▶ **TASK OBJECTIVE**
Transcribe the material in full. Nothing should differ except that the pictures are left out.

--- START GIVEN ENTRIES ---

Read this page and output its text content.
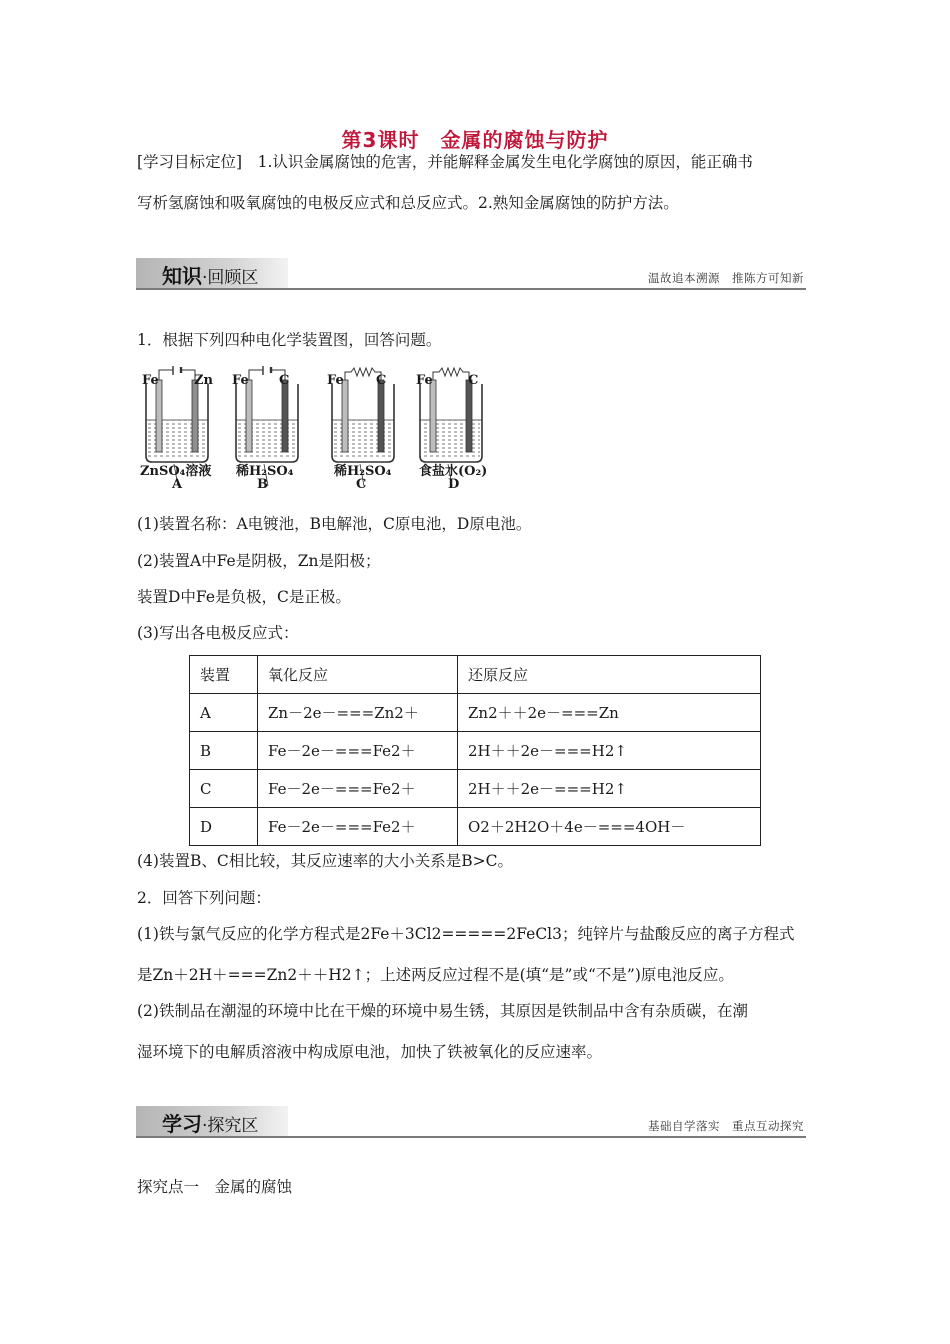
第3课时　金属的腐蚀与防护
[学习目标定位]　1.认识金属腐蚀的危害，并能解释金属发生电化学腐蚀的原因，能正确书
写析氢腐蚀和吸氧腐蚀的电极反应式和总反应式。2.熟知金属腐蚀的防护方法。
知识·回顾区	温故追本溯源　推陈方可知新
1．根据下列四种电化学装置图，回答问题。
Fe	Zn Fe C	Fe C Fe	C
ZnSO₄溶液 稀H₂SO₄	稀H₂SO₄ 食盐水(O₂)
A	B	C	D
(1)装置名称：A电镀池，B电解池，C原电池，D原电池。
(2)装置A中Fe是阴极，Zn是阳极；
装置D中Fe是负极，C是正极。
(3)写出各电极反应式：
装置	氧化反应	还原反应
A	Zn－2e－===Zn2＋	Zn2＋＋2e－===Zn
B	Fe－2e－===Fe2＋	2H＋＋2e－===H2↑
C	Fe－2e－===Fe2＋	2H＋＋2e－===H2↑
D	Fe－2e－===Fe2＋	O2＋2H2O＋4e－===4OH－
(4)装置B、C相比较，其反应速率的大小关系是B>C。
2．回答下列问题：
(1)铁与氯气反应的化学方程式是2Fe＋3Cl2=====2FeCl3；纯锌片与盐酸反应的离子方程式
是Zn＋2H＋===Zn2＋＋H2↑；上述两反应过程不是(填“是”或“不是”)原电池反应。
(2)铁制品在潮湿的环境中比在干燥的环境中易生锈，其原因是铁制品中含有杂质碳，在潮
湿环境下的电解质溶液中构成原电池，加快了铁被氧化的反应速率。
学习·探究区	基础自学落实　重点互动探究
探究点一　金属的腐蚀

--- END GIVEN ENTRIES ---

▶ **RESULT OF THE EXERCISE**
Read this page and output its text content.
第3课时　金属的腐蚀与防护
[学习目标定位]　1.认识金属腐蚀的危害，并能解释金属发生电化学腐蚀的原因，能正确书
写析氢腐蚀和吸氧腐蚀的电极反应式和总反应式。2.熟知金属腐蚀的防护方法。
知识·回顾区	温故追本溯源　推陈方可知新
1．根据下列四种电化学装置图，回答问题。
Fe	Zn Fe C	Fe C Fe	C
ZnSO₄溶液 稀H₂SO₄	稀H₂SO₄ 食盐水(O₂)
A	B	C	D
(1)装置名称：A电镀池，B电解池，C原电池，D原电池。
(2)装置A中Fe是阴极，Zn是阳极；
装置D中Fe是负极，C是正极。
(3)写出各电极反应式：
装置	氧化反应	还原反应
A	Zn－2e－===Zn2＋	Zn2＋＋2e－===Zn
B	Fe－2e－===Fe2＋	2H＋＋2e－===H2↑
C	Fe－2e－===Fe2＋	2H＋＋2e－===H2↑
D	Fe－2e－===Fe2＋	O2＋2H2O＋4e－===4OH－
(4)装置B、C相比较，其反应速率的大小关系是B>C。
2．回答下列问题：
(1)铁与氯气反应的化学方程式是2Fe＋3Cl2=====2FeCl3；纯锌片与盐酸反应的离子方程式
是Zn＋2H＋===Zn2＋＋H2↑；上述两反应过程不是(填“是”或“不是”)原电池反应。
(2)铁制品在潮湿的环境中比在干燥的环境中易生锈，其原因是铁制品中含有杂质碳，在潮
湿环境下的电解质溶液中构成原电池，加快了铁被氧化的反应速率。
学习·探究区	基础自学落实　重点互动探究
探究点一　金属的腐蚀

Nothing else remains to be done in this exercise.